Request :: Copy every line in which the string "thác" occurs.

Records from a collection:
__________________________________________________

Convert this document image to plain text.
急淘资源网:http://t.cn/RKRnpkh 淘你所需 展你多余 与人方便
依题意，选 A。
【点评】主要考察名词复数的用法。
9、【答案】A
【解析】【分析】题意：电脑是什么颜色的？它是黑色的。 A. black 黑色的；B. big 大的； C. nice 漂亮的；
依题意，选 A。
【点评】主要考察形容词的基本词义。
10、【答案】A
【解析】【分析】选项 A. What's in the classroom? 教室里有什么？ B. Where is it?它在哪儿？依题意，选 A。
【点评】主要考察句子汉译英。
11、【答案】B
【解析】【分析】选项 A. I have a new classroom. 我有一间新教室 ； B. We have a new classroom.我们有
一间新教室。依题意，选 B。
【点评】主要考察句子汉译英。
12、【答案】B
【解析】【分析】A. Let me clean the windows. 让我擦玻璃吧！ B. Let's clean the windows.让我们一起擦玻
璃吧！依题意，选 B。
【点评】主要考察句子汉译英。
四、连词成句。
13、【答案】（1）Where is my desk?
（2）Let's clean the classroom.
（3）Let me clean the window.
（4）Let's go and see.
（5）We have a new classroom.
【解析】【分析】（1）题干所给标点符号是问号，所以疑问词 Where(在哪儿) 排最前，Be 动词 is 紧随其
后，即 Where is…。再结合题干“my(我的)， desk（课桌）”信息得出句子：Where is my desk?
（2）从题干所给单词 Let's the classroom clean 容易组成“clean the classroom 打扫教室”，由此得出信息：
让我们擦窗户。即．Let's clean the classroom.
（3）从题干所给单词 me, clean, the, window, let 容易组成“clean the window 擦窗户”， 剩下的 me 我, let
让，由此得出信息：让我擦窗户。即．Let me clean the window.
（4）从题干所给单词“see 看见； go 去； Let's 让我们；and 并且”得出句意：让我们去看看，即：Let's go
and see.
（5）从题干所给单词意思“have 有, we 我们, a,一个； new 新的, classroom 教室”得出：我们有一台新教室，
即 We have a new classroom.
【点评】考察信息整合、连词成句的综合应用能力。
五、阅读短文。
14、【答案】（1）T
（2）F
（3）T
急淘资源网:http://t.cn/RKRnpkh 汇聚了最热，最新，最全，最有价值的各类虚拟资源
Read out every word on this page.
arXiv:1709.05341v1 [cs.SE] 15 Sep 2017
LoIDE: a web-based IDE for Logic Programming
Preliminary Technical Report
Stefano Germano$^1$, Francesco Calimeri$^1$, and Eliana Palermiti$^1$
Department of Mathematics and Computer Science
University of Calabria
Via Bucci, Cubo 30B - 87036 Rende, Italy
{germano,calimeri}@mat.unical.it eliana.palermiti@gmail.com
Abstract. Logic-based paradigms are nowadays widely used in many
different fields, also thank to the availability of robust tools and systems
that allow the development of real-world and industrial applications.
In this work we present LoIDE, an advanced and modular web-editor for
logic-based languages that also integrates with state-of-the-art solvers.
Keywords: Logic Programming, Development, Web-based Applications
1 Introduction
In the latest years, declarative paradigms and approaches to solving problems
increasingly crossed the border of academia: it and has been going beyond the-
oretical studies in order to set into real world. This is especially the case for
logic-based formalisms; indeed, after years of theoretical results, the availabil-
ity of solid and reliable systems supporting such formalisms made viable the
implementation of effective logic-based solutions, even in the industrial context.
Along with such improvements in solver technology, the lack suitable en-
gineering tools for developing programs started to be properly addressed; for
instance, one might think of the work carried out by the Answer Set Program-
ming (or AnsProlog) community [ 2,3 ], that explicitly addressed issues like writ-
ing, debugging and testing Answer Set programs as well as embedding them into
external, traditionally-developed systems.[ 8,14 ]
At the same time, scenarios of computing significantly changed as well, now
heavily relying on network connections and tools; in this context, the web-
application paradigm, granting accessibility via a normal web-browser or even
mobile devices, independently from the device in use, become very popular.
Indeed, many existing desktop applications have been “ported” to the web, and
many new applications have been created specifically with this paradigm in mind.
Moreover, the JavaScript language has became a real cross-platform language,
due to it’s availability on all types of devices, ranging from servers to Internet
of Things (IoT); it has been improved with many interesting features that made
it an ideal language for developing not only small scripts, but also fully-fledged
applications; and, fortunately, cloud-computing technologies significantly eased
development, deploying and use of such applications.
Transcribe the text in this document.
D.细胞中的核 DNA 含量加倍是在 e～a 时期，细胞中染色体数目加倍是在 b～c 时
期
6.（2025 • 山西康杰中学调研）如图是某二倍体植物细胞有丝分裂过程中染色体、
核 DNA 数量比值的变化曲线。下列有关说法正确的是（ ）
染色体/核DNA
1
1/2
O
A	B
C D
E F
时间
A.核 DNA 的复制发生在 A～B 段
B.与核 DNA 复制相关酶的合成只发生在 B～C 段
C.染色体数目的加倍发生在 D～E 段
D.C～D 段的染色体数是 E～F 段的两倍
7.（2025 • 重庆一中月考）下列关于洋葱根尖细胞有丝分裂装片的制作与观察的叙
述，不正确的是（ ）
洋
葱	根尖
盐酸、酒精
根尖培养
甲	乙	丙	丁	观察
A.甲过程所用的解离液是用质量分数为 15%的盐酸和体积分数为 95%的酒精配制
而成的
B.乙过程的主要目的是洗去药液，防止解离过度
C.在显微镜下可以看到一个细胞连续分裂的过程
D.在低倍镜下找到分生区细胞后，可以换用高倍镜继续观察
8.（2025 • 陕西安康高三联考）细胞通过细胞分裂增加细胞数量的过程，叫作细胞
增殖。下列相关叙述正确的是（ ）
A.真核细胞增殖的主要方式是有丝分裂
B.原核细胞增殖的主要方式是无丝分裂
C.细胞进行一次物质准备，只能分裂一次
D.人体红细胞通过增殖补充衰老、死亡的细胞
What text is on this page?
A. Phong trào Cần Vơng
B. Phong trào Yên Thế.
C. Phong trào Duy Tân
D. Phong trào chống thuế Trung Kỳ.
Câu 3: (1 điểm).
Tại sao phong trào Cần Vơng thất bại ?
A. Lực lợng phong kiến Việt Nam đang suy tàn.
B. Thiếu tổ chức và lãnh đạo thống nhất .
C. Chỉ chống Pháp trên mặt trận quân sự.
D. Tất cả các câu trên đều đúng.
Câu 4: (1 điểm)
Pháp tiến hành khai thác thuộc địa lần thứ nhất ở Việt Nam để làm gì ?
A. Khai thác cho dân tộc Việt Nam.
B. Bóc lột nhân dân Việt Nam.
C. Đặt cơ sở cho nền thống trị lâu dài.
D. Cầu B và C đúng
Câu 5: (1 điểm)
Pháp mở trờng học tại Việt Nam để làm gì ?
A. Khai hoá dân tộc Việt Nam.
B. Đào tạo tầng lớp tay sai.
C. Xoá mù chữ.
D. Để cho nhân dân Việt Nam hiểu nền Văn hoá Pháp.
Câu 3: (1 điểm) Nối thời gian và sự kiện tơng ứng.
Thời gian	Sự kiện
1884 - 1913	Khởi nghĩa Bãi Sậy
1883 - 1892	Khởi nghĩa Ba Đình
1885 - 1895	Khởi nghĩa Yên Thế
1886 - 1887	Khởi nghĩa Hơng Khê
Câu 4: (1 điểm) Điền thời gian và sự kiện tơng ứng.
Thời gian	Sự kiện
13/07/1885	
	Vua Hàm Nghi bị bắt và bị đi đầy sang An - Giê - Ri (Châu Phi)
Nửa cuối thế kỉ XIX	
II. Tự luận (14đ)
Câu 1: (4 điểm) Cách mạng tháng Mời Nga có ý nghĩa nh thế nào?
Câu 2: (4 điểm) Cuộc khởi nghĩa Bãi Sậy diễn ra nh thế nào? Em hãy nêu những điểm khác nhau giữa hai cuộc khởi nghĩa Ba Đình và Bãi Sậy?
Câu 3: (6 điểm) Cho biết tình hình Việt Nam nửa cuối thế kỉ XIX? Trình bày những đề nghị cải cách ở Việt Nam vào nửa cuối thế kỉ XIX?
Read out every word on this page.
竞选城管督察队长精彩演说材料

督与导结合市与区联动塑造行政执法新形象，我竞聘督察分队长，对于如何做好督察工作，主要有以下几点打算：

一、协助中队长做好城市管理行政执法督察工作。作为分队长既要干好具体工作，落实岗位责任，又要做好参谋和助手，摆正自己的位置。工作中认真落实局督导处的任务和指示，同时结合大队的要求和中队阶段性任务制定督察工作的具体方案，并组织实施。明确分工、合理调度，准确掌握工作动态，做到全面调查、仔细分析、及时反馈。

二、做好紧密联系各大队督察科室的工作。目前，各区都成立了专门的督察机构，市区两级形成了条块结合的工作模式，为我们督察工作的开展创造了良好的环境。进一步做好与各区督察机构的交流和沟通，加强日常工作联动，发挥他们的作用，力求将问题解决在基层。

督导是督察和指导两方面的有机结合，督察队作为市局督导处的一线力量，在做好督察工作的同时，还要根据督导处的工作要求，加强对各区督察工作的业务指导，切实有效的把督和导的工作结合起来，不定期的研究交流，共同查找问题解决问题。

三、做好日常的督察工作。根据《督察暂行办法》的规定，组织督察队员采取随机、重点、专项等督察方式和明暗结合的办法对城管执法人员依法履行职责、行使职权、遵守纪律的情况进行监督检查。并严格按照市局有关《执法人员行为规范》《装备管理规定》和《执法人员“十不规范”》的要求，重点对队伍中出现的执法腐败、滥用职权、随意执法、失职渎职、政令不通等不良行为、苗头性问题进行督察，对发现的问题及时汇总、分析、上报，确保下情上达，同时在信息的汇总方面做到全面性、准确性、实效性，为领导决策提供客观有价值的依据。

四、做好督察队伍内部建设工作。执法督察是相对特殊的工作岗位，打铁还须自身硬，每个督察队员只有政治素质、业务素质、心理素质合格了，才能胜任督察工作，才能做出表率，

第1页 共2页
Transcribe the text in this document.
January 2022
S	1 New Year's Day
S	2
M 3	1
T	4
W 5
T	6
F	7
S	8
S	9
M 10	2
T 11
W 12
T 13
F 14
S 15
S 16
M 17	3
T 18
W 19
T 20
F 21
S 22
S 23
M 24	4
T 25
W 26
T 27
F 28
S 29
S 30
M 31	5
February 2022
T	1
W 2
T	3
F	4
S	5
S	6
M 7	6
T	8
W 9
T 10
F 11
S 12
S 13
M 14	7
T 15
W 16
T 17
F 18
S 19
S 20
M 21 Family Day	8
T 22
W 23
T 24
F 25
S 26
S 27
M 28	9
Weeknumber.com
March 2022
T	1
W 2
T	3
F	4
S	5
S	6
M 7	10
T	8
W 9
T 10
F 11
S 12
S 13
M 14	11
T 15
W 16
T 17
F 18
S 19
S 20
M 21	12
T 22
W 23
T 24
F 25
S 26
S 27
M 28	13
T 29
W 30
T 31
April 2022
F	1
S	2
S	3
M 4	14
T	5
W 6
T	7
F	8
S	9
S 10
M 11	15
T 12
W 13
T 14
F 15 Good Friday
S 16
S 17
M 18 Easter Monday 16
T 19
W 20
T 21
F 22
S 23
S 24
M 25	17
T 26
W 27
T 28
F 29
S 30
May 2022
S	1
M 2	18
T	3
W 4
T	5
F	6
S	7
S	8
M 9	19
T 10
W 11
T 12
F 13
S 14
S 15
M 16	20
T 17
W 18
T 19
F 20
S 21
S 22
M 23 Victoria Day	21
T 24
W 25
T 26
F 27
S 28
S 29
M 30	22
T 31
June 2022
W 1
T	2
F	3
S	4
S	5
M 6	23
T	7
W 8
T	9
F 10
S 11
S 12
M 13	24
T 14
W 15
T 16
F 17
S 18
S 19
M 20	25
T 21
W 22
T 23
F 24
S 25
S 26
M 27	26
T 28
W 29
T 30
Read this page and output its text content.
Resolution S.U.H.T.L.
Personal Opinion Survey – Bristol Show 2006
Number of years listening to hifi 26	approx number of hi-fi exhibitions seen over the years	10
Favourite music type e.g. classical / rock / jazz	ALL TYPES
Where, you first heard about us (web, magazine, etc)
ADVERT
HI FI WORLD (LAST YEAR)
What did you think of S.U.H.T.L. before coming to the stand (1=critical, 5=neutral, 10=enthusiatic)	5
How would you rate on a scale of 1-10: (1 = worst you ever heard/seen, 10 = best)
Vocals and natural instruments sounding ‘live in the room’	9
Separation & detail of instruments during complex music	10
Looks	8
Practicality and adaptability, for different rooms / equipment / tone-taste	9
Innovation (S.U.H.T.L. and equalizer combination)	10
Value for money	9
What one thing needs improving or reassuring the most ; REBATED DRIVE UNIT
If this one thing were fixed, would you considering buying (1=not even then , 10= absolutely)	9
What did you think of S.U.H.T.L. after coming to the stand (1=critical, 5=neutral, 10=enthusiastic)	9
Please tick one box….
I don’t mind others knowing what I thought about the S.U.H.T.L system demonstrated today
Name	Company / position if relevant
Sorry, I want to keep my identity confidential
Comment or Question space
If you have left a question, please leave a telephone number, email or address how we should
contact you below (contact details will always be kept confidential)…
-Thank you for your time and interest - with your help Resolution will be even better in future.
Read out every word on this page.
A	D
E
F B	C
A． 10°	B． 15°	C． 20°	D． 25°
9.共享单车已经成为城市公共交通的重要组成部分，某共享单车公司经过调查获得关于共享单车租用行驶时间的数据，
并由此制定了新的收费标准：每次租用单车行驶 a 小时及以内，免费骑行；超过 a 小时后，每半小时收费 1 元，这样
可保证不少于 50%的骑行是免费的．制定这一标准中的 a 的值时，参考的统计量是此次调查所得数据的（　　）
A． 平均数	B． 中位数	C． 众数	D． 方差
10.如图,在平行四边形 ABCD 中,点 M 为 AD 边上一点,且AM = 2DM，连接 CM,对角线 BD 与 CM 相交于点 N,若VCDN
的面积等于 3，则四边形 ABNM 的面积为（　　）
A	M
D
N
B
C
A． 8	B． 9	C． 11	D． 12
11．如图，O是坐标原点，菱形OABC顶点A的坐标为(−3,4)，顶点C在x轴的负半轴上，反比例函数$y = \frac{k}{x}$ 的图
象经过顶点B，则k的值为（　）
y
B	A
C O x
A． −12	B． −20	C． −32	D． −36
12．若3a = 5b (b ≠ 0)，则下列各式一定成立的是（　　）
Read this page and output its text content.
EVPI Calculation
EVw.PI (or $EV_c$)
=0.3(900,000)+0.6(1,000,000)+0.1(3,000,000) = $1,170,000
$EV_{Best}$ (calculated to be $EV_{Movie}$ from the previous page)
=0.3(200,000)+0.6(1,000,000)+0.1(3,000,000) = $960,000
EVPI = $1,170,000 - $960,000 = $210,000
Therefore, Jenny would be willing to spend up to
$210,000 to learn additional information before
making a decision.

__________________________________________________

Result of this exercise ::
Pháp tiến hành khai thác thuộc địa lần thứ nhất ở Việt Nam để làm gì ?
A. Khai thác cho dân tộc Việt Nam.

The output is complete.